[Start]
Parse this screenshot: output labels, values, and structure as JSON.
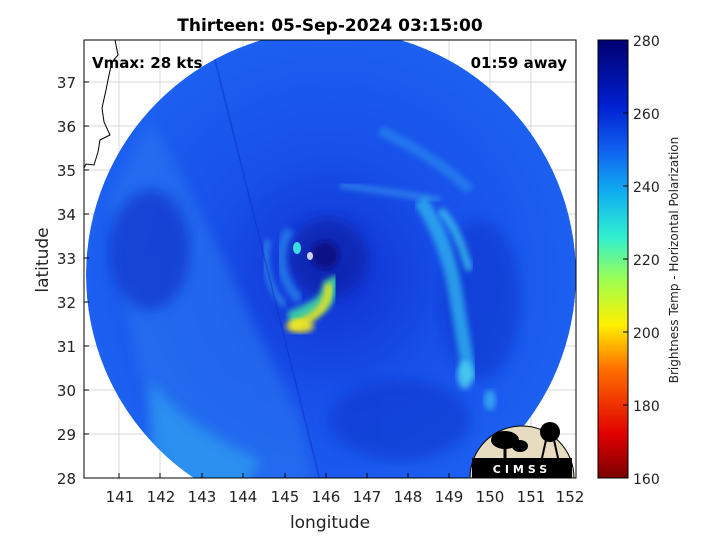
{
  "title": "Thirteen: 05-Sep-2024 03:15:00",
  "vmax_label": "Vmax: 28 kts",
  "time_label": "01:59 away",
  "xlabel": "longitude",
  "ylabel": "latitude",
  "x_ticks": [
    "141",
    "142",
    "143",
    "144",
    "145",
    "146",
    "147",
    "148",
    "149",
    "150",
    "151",
    "152"
  ],
  "y_ticks": [
    "37",
    "36",
    "35",
    "34",
    "33",
    "32",
    "31",
    "30",
    "29",
    "28"
  ],
  "colorbar": {
    "label": "Brightness Temp - Horizontal Polarization",
    "ticks": [
      "280",
      "260",
      "240",
      "220",
      "200",
      "180",
      "160"
    ],
    "range": [
      160,
      280
    ]
  },
  "logo_text": "CIMSS",
  "colors": {
    "background_swath": "#1848e8",
    "cold_core": "#e8e020",
    "cyan_bands": "#30c0f0",
    "dark_center": "#0a1080"
  }
}
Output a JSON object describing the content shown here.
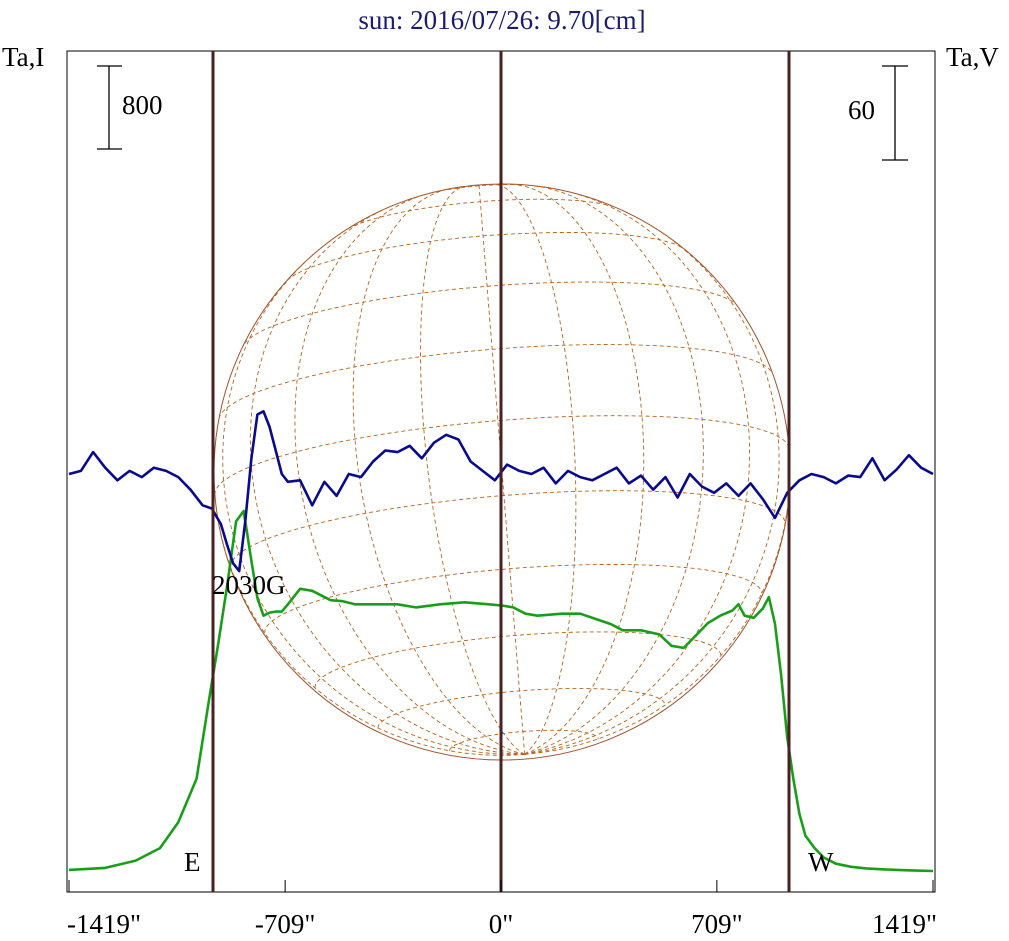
{
  "chart_data": {
    "type": "line",
    "title": "sun: 2016/07/26: 9.70[cm]",
    "y_left_label": "Ta,I",
    "y_right_label": "Ta,V",
    "scale_bar_left": "800",
    "scale_bar_right": "60",
    "x_ticks": [
      "-1419\"",
      "-709\"",
      "0\"",
      "709\"",
      "1419\""
    ],
    "x_tick_values": [
      -1419,
      -709,
      0,
      709,
      1419
    ],
    "xlim": [
      -1419,
      1419
    ],
    "limb_markers": {
      "east": -946,
      "center": 0,
      "west": 946
    },
    "limb_labels": {
      "east": "E",
      "west": "W"
    },
    "annotation": "2030G",
    "grid": false,
    "series": [
      {
        "color": "#1a9e1a",
        "x": [
          -1419,
          -1300,
          -1200,
          -1120,
          -1060,
          -1000,
          -960,
          -930,
          -900,
          -870,
          -845,
          -820,
          -800,
          -780,
          -760,
          -740,
          -720,
          -700,
          -660,
          -620,
          -560,
          -520,
          -480,
          -440,
          -400,
          -340,
          -280,
          -200,
          -120,
          -40,
          0,
          40,
          80,
          120,
          160,
          200,
          260,
          320,
          360,
          400,
          460,
          520,
          560,
          600,
          640,
          680,
          720,
          760,
          780,
          800,
          830,
          860,
          880,
          900,
          920,
          940,
          960,
          980,
          1000,
          1030,
          1060,
          1100,
          1150,
          1200,
          1260,
          1300,
          1350,
          1419
        ],
        "values": [
          20,
          40,
          110,
          230,
          480,
          900,
          1640,
          2180,
          2750,
          3380,
          3480,
          3000,
          2640,
          2470,
          2500,
          2510,
          2510,
          2580,
          2730,
          2710,
          2620,
          2610,
          2580,
          2580,
          2580,
          2580,
          2550,
          2580,
          2600,
          2580,
          2570,
          2550,
          2490,
          2470,
          2480,
          2490,
          2490,
          2430,
          2390,
          2330,
          2330,
          2290,
          2180,
          2160,
          2280,
          2400,
          2470,
          2520,
          2580,
          2470,
          2450,
          2540,
          2650,
          2390,
          1900,
          1300,
          900,
          560,
          350,
          230,
          140,
          80,
          50,
          35,
          25,
          20,
          15,
          10
        ]
      },
      {
        "color": "#0a0a8c",
        "x": [
          -1419,
          -1380,
          -1340,
          -1300,
          -1260,
          -1220,
          -1180,
          -1140,
          -1100,
          -1060,
          -1020,
          -980,
          -950,
          -920,
          -900,
          -880,
          -860,
          -840,
          -820,
          -800,
          -780,
          -760,
          -740,
          -720,
          -700,
          -660,
          -620,
          -580,
          -540,
          -500,
          -460,
          -420,
          -380,
          -340,
          -300,
          -260,
          -220,
          -180,
          -140,
          -100,
          -60,
          -20,
          20,
          60,
          100,
          140,
          180,
          220,
          260,
          300,
          340,
          380,
          420,
          460,
          500,
          540,
          580,
          620,
          660,
          700,
          740,
          780,
          820,
          860,
          900,
          940,
          980,
          1020,
          1060,
          1100,
          1140,
          1180,
          1220,
          1260,
          1300,
          1340,
          1380,
          1419
        ],
        "values": [
          0,
          2,
          14,
          4,
          -4,
          2,
          -2,
          4,
          2,
          -2,
          -10,
          -20,
          -22,
          -32,
          -45,
          -57,
          -62,
          -30,
          10,
          38,
          40,
          30,
          15,
          0,
          -5,
          -4,
          -20,
          -5,
          -14,
          0,
          -2,
          8,
          15,
          14,
          18,
          10,
          20,
          25,
          22,
          8,
          2,
          -4,
          6,
          2,
          0,
          4,
          -6,
          2,
          -2,
          -4,
          0,
          4,
          -6,
          -1,
          -10,
          -2,
          -15,
          0,
          -8,
          -12,
          -6,
          -14,
          -6,
          -16,
          -28,
          -12,
          -4,
          0,
          -2,
          -6,
          -1,
          -2,
          10,
          -4,
          3,
          12,
          4,
          0
        ]
      }
    ]
  }
}
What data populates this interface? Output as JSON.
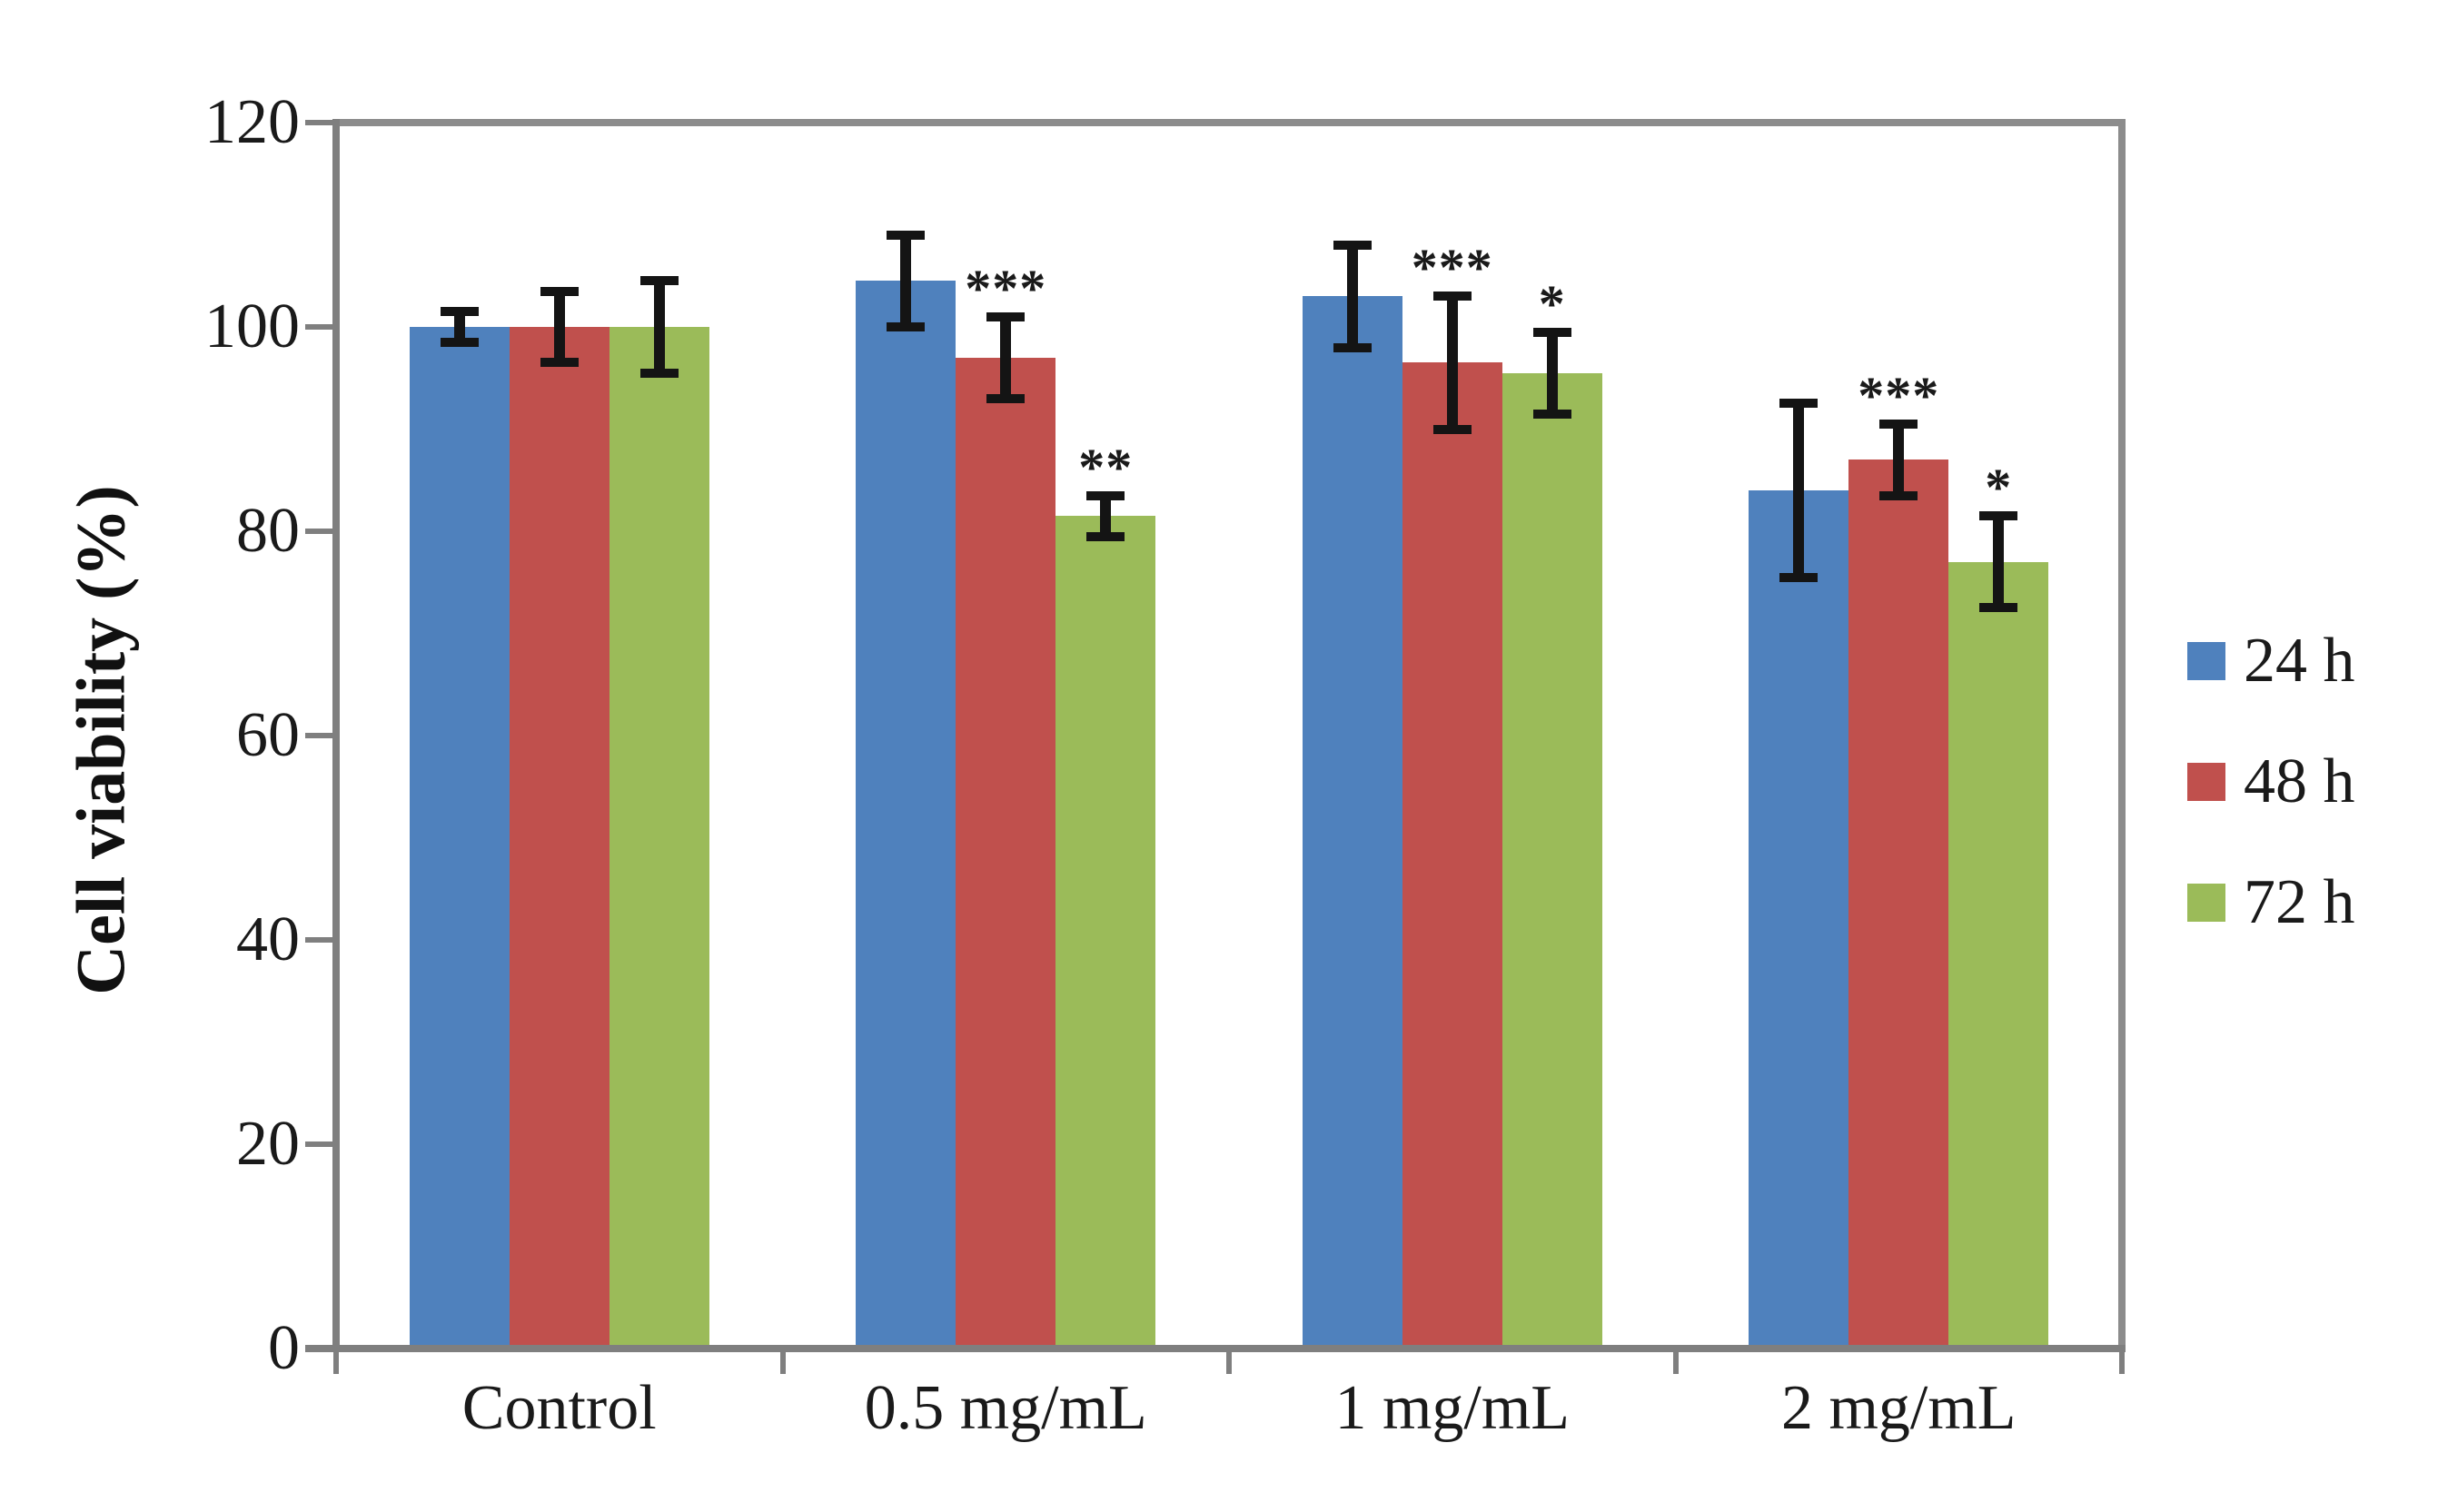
{
  "chart_data": {
    "type": "bar",
    "title": "",
    "categories": [
      "Control",
      "0.5 mg/mL",
      "1 mg/mL",
      "2 mg/mL"
    ],
    "series": [
      {
        "name": "24 h",
        "color": "#4F81BD",
        "values": [
          100,
          104.5,
          103,
          84
        ],
        "errors": [
          1.5,
          4.5,
          5,
          8.5
        ],
        "annotations": [
          "",
          "",
          "",
          ""
        ]
      },
      {
        "name": "48 h",
        "color": "#C0504D",
        "values": [
          100,
          97,
          96.5,
          87
        ],
        "errors": [
          3.5,
          4,
          6.5,
          3.5
        ],
        "annotations": [
          "",
          "***",
          "***",
          "***"
        ]
      },
      {
        "name": "72 h",
        "color": "#9BBB59",
        "values": [
          100,
          81.5,
          95.5,
          77
        ],
        "errors": [
          4.5,
          2,
          4,
          4.5
        ],
        "annotations": [
          "",
          "**",
          "*",
          "*"
        ]
      }
    ],
    "xlabel": "",
    "ylabel": "Cell viability (%)",
    "ylim": [
      0,
      120
    ],
    "ytick_step": 20,
    "yticks": [
      0,
      20,
      40,
      60,
      80,
      100,
      120
    ],
    "grid": false,
    "error_bars": true,
    "legend_position": "right",
    "colors": {
      "axis": "#7f7f7f",
      "plot_border": "#8c8c8c",
      "error_bar": "#141414",
      "text": "#1a1a1a",
      "background": "#ffffff"
    }
  }
}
[End]
**EXERCISE OBJECTIVE**
Track down every line holding the string "this" and copy it.

**WRITTEN SOLUTION**
Parse this screenshot: output labels, values, and structure as JSON.
What data populates this interface? Output as JSON.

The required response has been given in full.